━━━ Provided records ━━━

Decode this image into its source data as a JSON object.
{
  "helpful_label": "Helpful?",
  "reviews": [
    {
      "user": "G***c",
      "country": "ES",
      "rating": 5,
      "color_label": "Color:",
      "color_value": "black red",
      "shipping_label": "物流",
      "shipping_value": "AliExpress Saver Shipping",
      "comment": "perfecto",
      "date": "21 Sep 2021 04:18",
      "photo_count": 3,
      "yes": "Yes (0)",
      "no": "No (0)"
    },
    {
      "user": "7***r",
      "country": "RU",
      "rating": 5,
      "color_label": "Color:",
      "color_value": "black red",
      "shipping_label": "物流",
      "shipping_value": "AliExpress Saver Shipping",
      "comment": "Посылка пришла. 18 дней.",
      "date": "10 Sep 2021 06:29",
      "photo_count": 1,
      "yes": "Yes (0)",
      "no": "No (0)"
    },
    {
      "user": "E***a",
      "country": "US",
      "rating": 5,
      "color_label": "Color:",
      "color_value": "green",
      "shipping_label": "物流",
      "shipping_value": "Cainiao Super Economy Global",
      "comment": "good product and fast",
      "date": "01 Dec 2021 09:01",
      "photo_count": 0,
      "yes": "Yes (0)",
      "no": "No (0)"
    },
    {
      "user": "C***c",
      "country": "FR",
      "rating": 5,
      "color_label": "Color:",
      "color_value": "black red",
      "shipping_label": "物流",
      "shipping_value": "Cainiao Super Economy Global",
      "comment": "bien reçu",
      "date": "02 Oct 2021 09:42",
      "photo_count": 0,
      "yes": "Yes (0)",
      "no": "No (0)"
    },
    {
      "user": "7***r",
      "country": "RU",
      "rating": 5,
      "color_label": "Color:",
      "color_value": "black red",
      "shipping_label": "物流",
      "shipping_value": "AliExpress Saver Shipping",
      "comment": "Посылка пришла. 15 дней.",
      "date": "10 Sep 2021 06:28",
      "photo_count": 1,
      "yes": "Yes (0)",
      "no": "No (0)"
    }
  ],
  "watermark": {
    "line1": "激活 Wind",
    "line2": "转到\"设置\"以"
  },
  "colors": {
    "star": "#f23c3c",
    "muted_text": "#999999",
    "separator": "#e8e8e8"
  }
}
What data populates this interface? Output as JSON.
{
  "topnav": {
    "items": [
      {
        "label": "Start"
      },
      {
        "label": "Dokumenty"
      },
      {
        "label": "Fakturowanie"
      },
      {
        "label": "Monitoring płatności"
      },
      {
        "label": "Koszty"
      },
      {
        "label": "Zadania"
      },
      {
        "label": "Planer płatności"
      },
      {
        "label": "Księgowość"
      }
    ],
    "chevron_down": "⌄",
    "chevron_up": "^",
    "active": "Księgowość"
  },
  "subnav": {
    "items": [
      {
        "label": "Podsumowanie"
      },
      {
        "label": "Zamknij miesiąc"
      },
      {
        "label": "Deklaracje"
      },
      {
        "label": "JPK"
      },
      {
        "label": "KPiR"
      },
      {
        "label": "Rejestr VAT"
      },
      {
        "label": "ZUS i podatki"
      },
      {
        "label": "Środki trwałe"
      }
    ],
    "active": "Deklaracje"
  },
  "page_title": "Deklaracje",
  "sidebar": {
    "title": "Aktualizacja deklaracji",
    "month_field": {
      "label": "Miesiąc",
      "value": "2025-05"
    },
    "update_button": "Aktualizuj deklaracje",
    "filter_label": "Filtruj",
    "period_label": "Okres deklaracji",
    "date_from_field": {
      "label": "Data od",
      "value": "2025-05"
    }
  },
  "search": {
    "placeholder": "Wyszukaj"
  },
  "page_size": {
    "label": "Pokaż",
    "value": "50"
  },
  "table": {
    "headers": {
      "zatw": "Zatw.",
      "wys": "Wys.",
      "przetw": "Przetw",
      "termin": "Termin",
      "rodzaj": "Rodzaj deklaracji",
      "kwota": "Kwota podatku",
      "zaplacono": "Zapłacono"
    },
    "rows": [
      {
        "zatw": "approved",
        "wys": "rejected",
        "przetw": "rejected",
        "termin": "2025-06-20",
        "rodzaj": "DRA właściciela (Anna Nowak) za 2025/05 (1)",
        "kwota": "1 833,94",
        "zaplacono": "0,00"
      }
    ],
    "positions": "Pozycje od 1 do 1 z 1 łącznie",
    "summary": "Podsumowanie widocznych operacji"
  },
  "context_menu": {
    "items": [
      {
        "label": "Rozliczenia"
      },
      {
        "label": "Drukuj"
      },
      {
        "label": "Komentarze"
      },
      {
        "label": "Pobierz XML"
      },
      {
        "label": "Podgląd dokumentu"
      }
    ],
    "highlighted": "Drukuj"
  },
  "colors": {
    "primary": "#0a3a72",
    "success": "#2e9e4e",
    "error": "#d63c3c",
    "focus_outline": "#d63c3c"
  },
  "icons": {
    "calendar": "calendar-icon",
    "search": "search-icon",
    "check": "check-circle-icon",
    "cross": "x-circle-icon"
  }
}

━━━

• Instructions for the task: Work out how many lines in the entries hold the string "country". Your answer should consist solely of that number.

• Solution below: 5